• GIVEN ENTRIES:
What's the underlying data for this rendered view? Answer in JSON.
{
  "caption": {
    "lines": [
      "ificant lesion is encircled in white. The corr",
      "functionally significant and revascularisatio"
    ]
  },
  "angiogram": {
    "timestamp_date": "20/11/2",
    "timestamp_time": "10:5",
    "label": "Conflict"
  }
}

• WORK INSTRUCTIONS: Your task is to output the full set of records exactly as presented.

• SOLUTION FOR THIS EXERCISE:
What's the underlying data for this rendered view? Answer in JSON.
{
  "caption": {
    "lines": [
      "ificant lesion is encircled in white. The corr",
      "functionally significant and revascularisatio"
    ]
  },
  "angiogram": {
    "timestamp_date": "20/11/2",
    "timestamp_time": "10:5",
    "label": "Conflict"
  }
}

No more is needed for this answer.